Image layout annotations
--*--

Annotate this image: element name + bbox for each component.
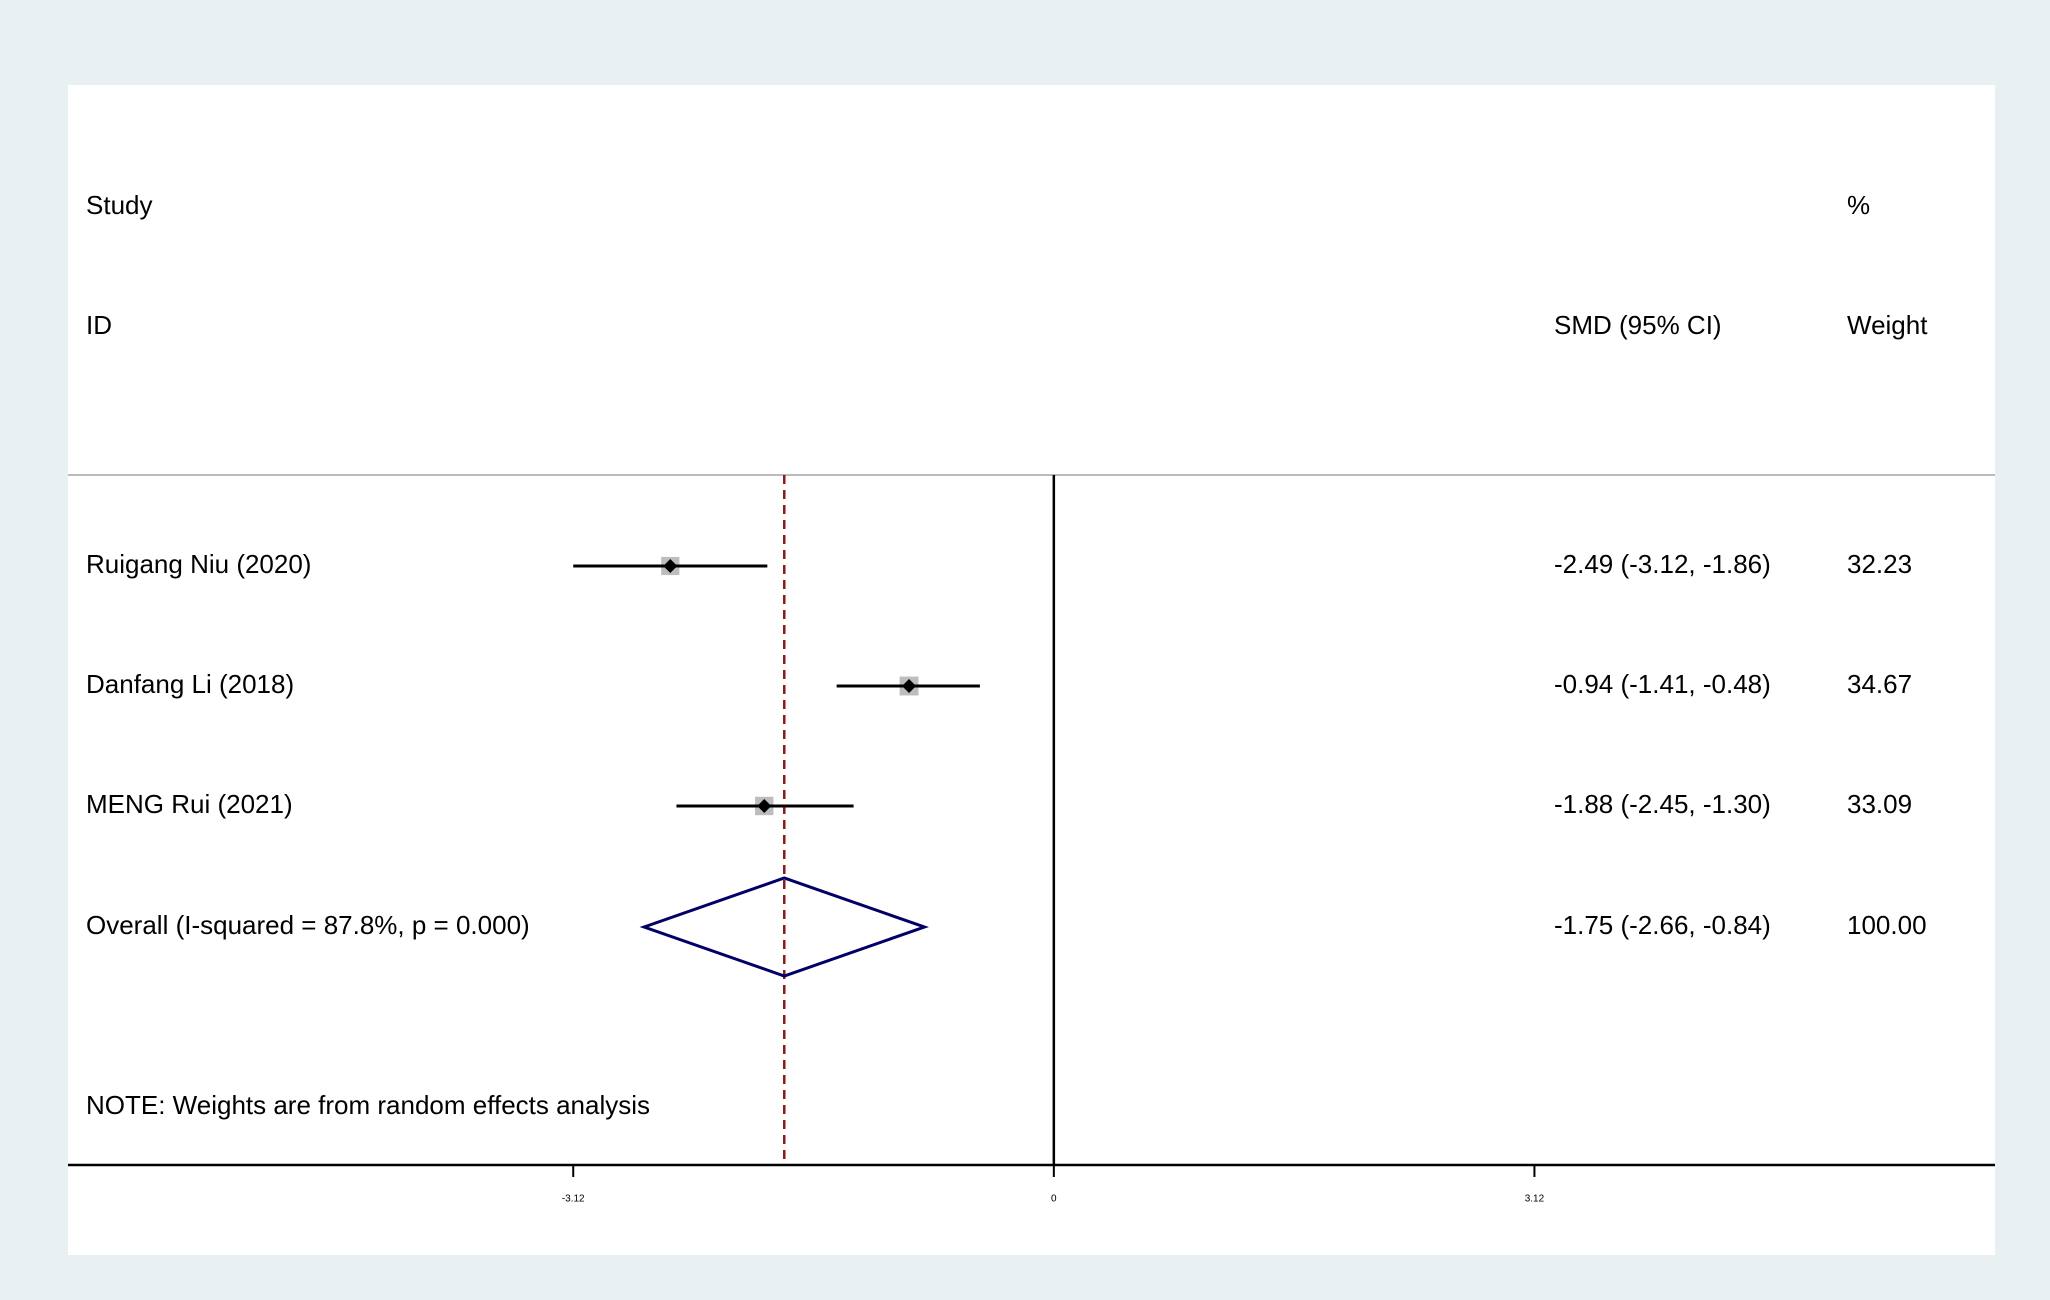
plot-panel	[68, 85, 1995, 1255]
effect-label: -0.94 (-1.41, -0.48)	[1554, 669, 1771, 699]
point-estimate	[902, 679, 917, 693]
header-id: ID	[86, 310, 112, 340]
effect-label: -2.49 (-3.12, -1.86)	[1554, 549, 1771, 579]
header-effect: SMD (95% CI)	[1554, 310, 1722, 340]
study-label: MENG Rui (2021)	[86, 789, 293, 819]
x-tick-label: -3.12	[562, 1194, 585, 1205]
x-tick-label: 3.12	[1525, 1194, 1545, 1205]
header-study: Study	[86, 190, 153, 220]
study-label: Danfang Li (2018)	[86, 669, 294, 699]
overall-weight-label: 100.00	[1847, 910, 1927, 940]
point-estimate	[757, 799, 772, 813]
header-percent: %	[1847, 190, 1870, 220]
overall-diamond	[639, 876, 929, 978]
weight-label: 32.23	[1847, 549, 1912, 579]
effect-label: -1.88 (-2.45, -1.30)	[1554, 789, 1771, 819]
header-weight: Weight	[1847, 310, 1928, 340]
note: NOTE: Weights are from random effects an…	[86, 1090, 650, 1120]
overall-label: Overall (I-squared = 87.8%, p = 0.000)	[86, 910, 530, 940]
overall-effect-label: -1.75 (-2.66, -0.84)	[1554, 910, 1771, 940]
weight-label: 33.09	[1847, 789, 1912, 819]
study-label: Ruigang Niu (2020)	[86, 549, 311, 579]
weight-label: 34.67	[1847, 669, 1912, 699]
x-tick-label: 0	[1051, 1194, 1057, 1205]
point-estimate	[663, 559, 678, 573]
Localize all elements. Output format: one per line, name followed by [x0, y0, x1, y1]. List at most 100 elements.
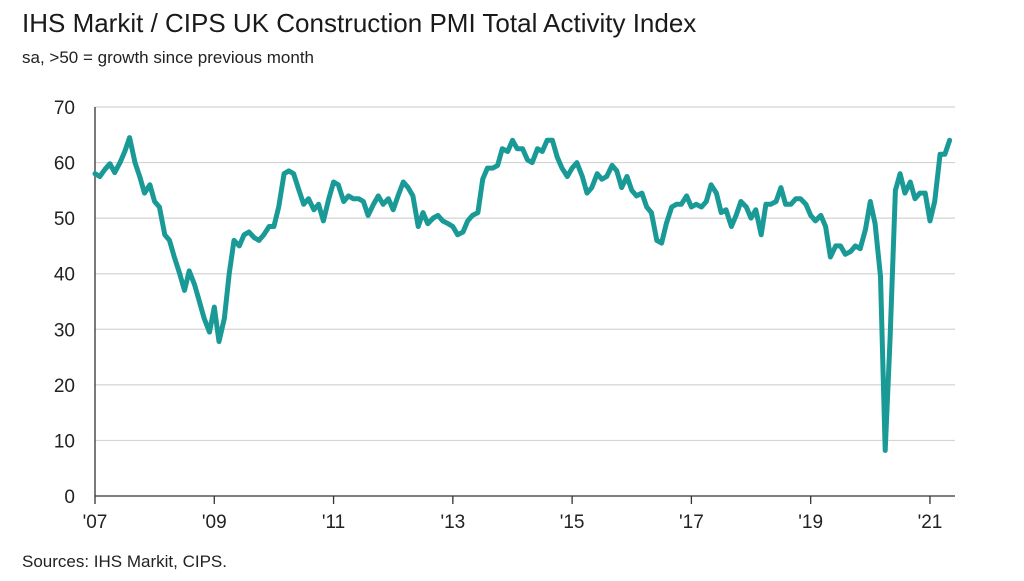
data-point	[818, 213, 823, 218]
data-point	[286, 168, 291, 174]
data-point	[669, 204, 674, 210]
data-point	[902, 190, 908, 196]
series-line	[92, 135, 953, 453]
data-point	[908, 179, 913, 185]
data-point	[102, 167, 108, 172]
data-point	[723, 207, 729, 212]
x-tick-label: '11	[322, 512, 345, 533]
data-point	[216, 339, 222, 344]
data-point	[365, 213, 371, 218]
data-point	[331, 179, 336, 185]
data-point	[231, 238, 237, 243]
data-point	[395, 193, 401, 199]
data-point	[475, 210, 481, 215]
data-point	[858, 246, 863, 251]
data-point	[759, 232, 764, 237]
data-point	[843, 252, 848, 257]
data-point	[261, 232, 266, 237]
data-point	[500, 146, 505, 151]
data-point	[729, 224, 734, 229]
chart-subtitle: sa, >50 = growth since previous month	[22, 48, 314, 67]
data-point	[773, 199, 779, 204]
data-point	[306, 196, 311, 201]
data-point	[604, 174, 609, 179]
data-point	[147, 182, 153, 187]
data-point	[912, 196, 918, 201]
data-point	[386, 196, 391, 201]
data-point	[495, 163, 500, 168]
x-tick-label: '13	[440, 512, 465, 533]
data-point	[783, 202, 788, 207]
data-point	[714, 190, 719, 196]
x-tick-label: '19	[798, 512, 823, 533]
data-point	[778, 185, 784, 190]
data-point	[853, 243, 858, 249]
data-point	[544, 138, 550, 143]
data-point	[237, 243, 242, 249]
data-point	[947, 138, 952, 143]
data-point	[276, 204, 281, 210]
data-point	[376, 193, 381, 199]
data-point	[470, 213, 475, 218]
x-tick-label: '15	[560, 512, 585, 533]
data-point	[798, 196, 803, 201]
data-point	[182, 288, 187, 293]
data-point	[227, 271, 232, 276]
y-tick-label: 40	[54, 265, 75, 286]
data-point	[624, 174, 630, 179]
data-point	[664, 221, 669, 226]
data-point	[923, 190, 928, 196]
data-point	[883, 448, 888, 453]
data-point	[848, 249, 853, 254]
data-point	[122, 149, 128, 154]
data-point	[341, 199, 346, 204]
data-point	[753, 207, 758, 212]
x-tick-label: '07	[83, 512, 108, 533]
data-point	[410, 193, 416, 199]
data-point	[808, 213, 813, 218]
data-point	[485, 165, 490, 171]
data-point	[187, 268, 192, 274]
data-point	[401, 179, 406, 185]
data-point	[167, 238, 172, 243]
data-point	[619, 185, 624, 190]
data-point	[520, 146, 525, 151]
data-point	[431, 215, 436, 221]
data-point	[932, 199, 937, 204]
data-point	[346, 193, 351, 199]
data-point	[172, 254, 177, 260]
data-point	[142, 190, 147, 196]
data-point	[559, 165, 565, 171]
data-point	[405, 185, 411, 190]
data-point	[480, 177, 485, 182]
data-point	[525, 157, 530, 162]
data-point	[241, 232, 247, 237]
data-point	[321, 218, 326, 224]
data-point	[823, 224, 828, 229]
data-point	[152, 199, 157, 204]
data-point	[872, 221, 878, 226]
data-point	[674, 202, 679, 207]
data-point	[838, 243, 843, 249]
data-point	[455, 232, 460, 237]
data-point	[694, 202, 699, 207]
data-point	[828, 254, 833, 260]
data-point	[813, 218, 818, 224]
data-point	[897, 171, 903, 176]
data-point	[351, 196, 356, 201]
data-point	[380, 202, 386, 207]
data-point	[192, 282, 197, 287]
data-point	[207, 329, 212, 335]
x-tick-label: '21	[918, 512, 943, 533]
data-point	[768, 202, 773, 207]
data-point	[510, 138, 515, 143]
data-point	[371, 202, 376, 207]
data-point	[599, 177, 605, 182]
y-tick-label: 60	[54, 154, 75, 175]
data-point	[246, 229, 252, 235]
data-point	[649, 210, 654, 215]
data-point	[942, 152, 948, 157]
data-point	[92, 171, 98, 176]
data-point	[580, 174, 585, 179]
data-point	[445, 221, 451, 226]
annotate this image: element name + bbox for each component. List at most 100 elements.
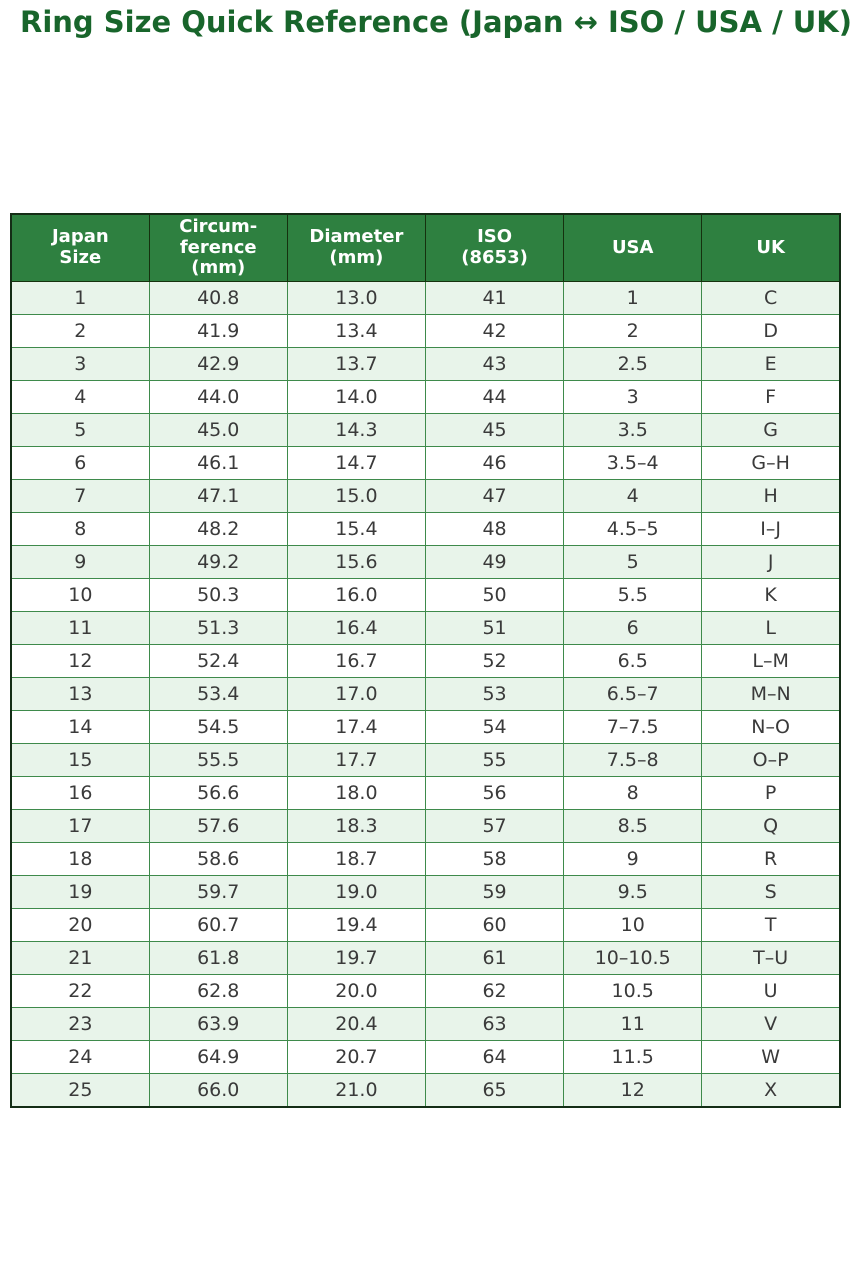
table-cell: 43 (424, 347, 565, 382)
table-cell: 15.6 (286, 545, 426, 580)
table-cell: 41.9 (148, 314, 288, 349)
table-cell: 13.0 (286, 281, 426, 316)
table-cell: 59 (424, 875, 565, 910)
table-row: 2 41.9 13.4 42 2 D (10, 314, 841, 349)
table-cell: 12 (10, 644, 150, 679)
table-cell: 58.6 (148, 842, 288, 877)
table-cell: 21.0 (286, 1073, 426, 1108)
table-cell: 18.3 (286, 809, 426, 844)
table-cell: 13.4 (286, 314, 426, 349)
table-cell: E (701, 347, 841, 382)
table-cell: 42 (424, 314, 565, 349)
table-cell: 20.0 (286, 974, 426, 1009)
table-cell: 10.5 (563, 974, 703, 1009)
table-row: 9 49.2 15.6 49 5 J (10, 545, 841, 580)
table-cell: 64.9 (148, 1040, 288, 1075)
table-cell: 5 (563, 545, 703, 580)
table-row: 22 62.8 20.0 62 10.5 U (10, 974, 841, 1009)
table-cell: 56.6 (148, 776, 288, 811)
table-row: 21 61.8 19.7 61 10–10.5 T–U (10, 941, 841, 976)
table-row: 4 44.0 14.0 44 3 F (10, 380, 841, 415)
table-cell: 2 (10, 314, 150, 349)
table-cell: 66.0 (148, 1073, 288, 1108)
table-cell: 3.5 (563, 413, 703, 448)
table-cell: 22 (10, 974, 150, 1009)
table-row: 11 51.3 16.4 51 6 L (10, 611, 841, 646)
table-row: 16 56.6 18.0 56 8 P (10, 776, 841, 811)
page-title: Ring Size Quick Reference (Japan ↔ ISO /… (20, 5, 851, 39)
table-cell: J (701, 545, 841, 580)
table-cell: 15 (10, 743, 150, 778)
table-cell: 20 (10, 908, 150, 943)
table-header-row: Japan Size Circum- ference (mm) Diameter… (10, 213, 841, 283)
table-cell: 17.4 (286, 710, 426, 745)
table-cell: L–M (701, 644, 841, 679)
table-cell: 14 (10, 710, 150, 745)
table-cell: C (701, 281, 841, 316)
table-cell: 6 (563, 611, 703, 646)
column-header-japan-size: Japan Size (10, 213, 150, 283)
table-row: 10 50.3 16.0 50 5.5 K (10, 578, 841, 613)
table-row: 23 63.9 20.4 63 11 V (10, 1007, 841, 1042)
table-cell: 48 (424, 512, 565, 547)
table-cell: 63.9 (148, 1007, 288, 1042)
table-cell: 60 (424, 908, 565, 943)
column-header-circumference: Circum- ference (mm) (148, 213, 288, 283)
table-cell: 7–7.5 (563, 710, 703, 745)
table-cell: 14.0 (286, 380, 426, 415)
table-cell: 17 (10, 809, 150, 844)
table-cell: 25 (10, 1073, 150, 1108)
table-cell: 17.0 (286, 677, 426, 712)
table-cell: 6.5–7 (563, 677, 703, 712)
table-row: 17 57.6 18.3 57 8.5 Q (10, 809, 841, 844)
table-cell: T–U (701, 941, 841, 976)
table-cell: 57 (424, 809, 565, 844)
table-row: 18 58.6 18.7 58 9 R (10, 842, 841, 877)
table-cell: S (701, 875, 841, 910)
table-cell: 11 (10, 611, 150, 646)
table-cell: 42.9 (148, 347, 288, 382)
table-cell: 11.5 (563, 1040, 703, 1075)
table-cell: 7.5–8 (563, 743, 703, 778)
table-cell: 16 (10, 776, 150, 811)
table-cell: K (701, 578, 841, 613)
table-cell: 18 (10, 842, 150, 877)
column-header-iso: ISO (8653) (424, 213, 565, 283)
table-cell: O–P (701, 743, 841, 778)
table-row: 7 47.1 15.0 47 4 H (10, 479, 841, 514)
table-cell: 12 (563, 1073, 703, 1108)
table-cell: 24 (10, 1040, 150, 1075)
table-cell: 17.7 (286, 743, 426, 778)
table-cell: 19.0 (286, 875, 426, 910)
table-cell: 41 (424, 281, 565, 316)
table-row: 25 66.0 21.0 65 12 X (10, 1073, 841, 1108)
table-cell: 44.0 (148, 380, 288, 415)
table-cell: 1 (10, 281, 150, 316)
table-cell: 53.4 (148, 677, 288, 712)
table-row: 5 45.0 14.3 45 3.5 G (10, 413, 841, 448)
table-cell: 10 (563, 908, 703, 943)
table-cell: 46 (424, 446, 565, 481)
table-cell: 15.4 (286, 512, 426, 547)
table-cell: 1 (563, 281, 703, 316)
table-cell: 10 (10, 578, 150, 613)
table-header: Japan Size Circum- ference (mm) Diameter… (10, 213, 841, 283)
table-cell: 6.5 (563, 644, 703, 679)
table-cell: M–N (701, 677, 841, 712)
table-cell: 47 (424, 479, 565, 514)
table-row: 14 54.5 17.4 54 7–7.5 N–O (10, 710, 841, 745)
table-cell: 49 (424, 545, 565, 580)
table-cell: W (701, 1040, 841, 1075)
table-cell: 13 (10, 677, 150, 712)
table-cell: 8 (563, 776, 703, 811)
table-cell: 52 (424, 644, 565, 679)
table-cell: 11 (563, 1007, 703, 1042)
table-cell: I–J (701, 512, 841, 547)
table-cell: 60.7 (148, 908, 288, 943)
table-cell: D (701, 314, 841, 349)
table-cell: 54.5 (148, 710, 288, 745)
table-cell: 19 (10, 875, 150, 910)
column-header-uk: UK (701, 213, 841, 283)
table-cell: 51.3 (148, 611, 288, 646)
table-cell: 2 (563, 314, 703, 349)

--*--

SHORT EXERCISE ->
Convert the part of the records that opens with the line containing "table-cell: 43 (424, 347, 565, 382)" and closes with the line containing "table-cell: 64.9 (148, 1040, 288, 1075)" into a numbered list, leaving out any blank lines.

SOLVED PROBLEM ->
1. table-cell: 43 (424, 347, 565, 382)
2. table-cell: 15.6 (286, 545, 426, 580)
3. table-cell: 41.9 (148, 314, 288, 349)
4. table-cell: 13.0 (286, 281, 426, 316)
5. table-cell: 59 (424, 875, 565, 910)
6. table-row: 2 41.9 13.4 42 2 D (10, 314, 841, 349)
7. table-cell: 12 (10, 644, 150, 679)
8. table-cell: 58.6 (148, 842, 288, 877)
9. table-cell: 21.0 (286, 1073, 426, 1108)
10. table-cell: 18.3 (286, 809, 426, 844)
11. table-cell: 13.4 (286, 314, 426, 349)
12. table-cell: E (701, 347, 841, 382)
13. table-cell: 42 (424, 314, 565, 349)
14. table-cell: 20.0 (286, 974, 426, 1009)
15. table-cell: 10.5 (563, 974, 703, 1009)
16. table-row: 9 49.2 15.6 49 5 J (10, 545, 841, 580)
17. table-cell: 64.9 (148, 1040, 288, 1075)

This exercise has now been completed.